→ Exercise aim
In the entries below, identify every line with the string "DIC测得εy应变" and copy it.

→ Record extracts
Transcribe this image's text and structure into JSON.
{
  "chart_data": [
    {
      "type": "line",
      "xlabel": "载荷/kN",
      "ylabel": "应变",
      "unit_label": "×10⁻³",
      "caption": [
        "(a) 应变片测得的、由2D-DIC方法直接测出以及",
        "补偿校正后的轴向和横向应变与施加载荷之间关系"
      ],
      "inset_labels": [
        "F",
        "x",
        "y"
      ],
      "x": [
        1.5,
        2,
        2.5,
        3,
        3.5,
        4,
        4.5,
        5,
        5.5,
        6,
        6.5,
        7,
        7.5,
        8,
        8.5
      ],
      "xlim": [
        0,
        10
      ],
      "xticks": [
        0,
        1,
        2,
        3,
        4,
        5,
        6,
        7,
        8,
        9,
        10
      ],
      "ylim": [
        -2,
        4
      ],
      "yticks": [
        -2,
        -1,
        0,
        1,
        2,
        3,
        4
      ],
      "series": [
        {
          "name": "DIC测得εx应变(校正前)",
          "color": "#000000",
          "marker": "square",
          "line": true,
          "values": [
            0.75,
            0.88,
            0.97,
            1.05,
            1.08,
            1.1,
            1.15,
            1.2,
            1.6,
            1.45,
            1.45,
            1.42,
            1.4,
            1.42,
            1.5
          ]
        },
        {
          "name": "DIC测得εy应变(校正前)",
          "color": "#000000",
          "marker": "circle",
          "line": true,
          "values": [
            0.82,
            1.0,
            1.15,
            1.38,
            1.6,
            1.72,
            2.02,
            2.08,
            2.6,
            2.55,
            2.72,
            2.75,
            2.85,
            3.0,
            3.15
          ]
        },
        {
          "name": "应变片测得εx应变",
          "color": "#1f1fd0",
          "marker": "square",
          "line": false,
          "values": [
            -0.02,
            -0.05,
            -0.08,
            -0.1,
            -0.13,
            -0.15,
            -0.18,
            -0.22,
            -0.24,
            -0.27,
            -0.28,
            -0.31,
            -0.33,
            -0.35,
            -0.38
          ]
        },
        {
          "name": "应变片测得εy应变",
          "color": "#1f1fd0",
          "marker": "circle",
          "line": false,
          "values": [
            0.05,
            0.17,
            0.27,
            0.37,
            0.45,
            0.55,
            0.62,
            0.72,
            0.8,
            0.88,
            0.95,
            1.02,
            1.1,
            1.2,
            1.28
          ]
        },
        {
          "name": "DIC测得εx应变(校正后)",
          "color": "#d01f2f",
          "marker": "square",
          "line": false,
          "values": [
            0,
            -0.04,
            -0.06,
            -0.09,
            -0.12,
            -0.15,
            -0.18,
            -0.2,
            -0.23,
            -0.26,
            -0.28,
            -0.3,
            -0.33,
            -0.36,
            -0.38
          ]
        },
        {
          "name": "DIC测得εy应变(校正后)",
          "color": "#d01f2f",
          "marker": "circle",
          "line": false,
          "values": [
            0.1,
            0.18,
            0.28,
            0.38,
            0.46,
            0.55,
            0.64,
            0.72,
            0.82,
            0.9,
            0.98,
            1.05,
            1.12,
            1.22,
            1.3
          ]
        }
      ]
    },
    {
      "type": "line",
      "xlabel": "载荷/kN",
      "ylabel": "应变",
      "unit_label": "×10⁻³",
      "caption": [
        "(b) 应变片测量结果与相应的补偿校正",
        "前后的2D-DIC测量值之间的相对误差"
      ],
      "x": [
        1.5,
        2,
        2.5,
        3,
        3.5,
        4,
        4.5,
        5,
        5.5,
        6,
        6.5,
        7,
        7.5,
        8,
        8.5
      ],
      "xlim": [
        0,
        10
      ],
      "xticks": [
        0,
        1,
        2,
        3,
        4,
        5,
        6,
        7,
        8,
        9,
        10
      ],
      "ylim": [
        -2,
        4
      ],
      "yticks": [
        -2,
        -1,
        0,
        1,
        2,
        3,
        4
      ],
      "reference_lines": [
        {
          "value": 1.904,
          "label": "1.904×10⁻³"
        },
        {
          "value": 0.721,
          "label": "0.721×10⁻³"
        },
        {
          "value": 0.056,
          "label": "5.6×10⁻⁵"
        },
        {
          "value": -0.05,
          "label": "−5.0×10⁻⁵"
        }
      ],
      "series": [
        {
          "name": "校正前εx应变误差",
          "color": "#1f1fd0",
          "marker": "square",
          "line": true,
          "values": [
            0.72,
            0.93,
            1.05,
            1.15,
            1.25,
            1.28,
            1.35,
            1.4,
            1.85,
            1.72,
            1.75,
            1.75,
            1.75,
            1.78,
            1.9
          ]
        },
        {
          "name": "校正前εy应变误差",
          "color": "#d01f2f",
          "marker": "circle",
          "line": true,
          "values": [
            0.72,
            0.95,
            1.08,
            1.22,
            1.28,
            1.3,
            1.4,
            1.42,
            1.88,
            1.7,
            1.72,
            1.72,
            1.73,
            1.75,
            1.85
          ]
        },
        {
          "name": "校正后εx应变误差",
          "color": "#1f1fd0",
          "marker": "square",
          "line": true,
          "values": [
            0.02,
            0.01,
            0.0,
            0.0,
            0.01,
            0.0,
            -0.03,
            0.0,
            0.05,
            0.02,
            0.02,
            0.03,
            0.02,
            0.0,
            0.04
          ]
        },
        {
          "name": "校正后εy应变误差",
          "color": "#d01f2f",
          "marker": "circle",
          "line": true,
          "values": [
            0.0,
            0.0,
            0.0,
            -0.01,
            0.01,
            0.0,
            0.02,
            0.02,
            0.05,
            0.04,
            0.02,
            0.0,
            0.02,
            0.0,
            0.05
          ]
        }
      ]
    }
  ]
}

→ Complete answer
          "name": "DIC测得εy应变(校正前)",
          "name": "DIC测得εy应变(校正后)",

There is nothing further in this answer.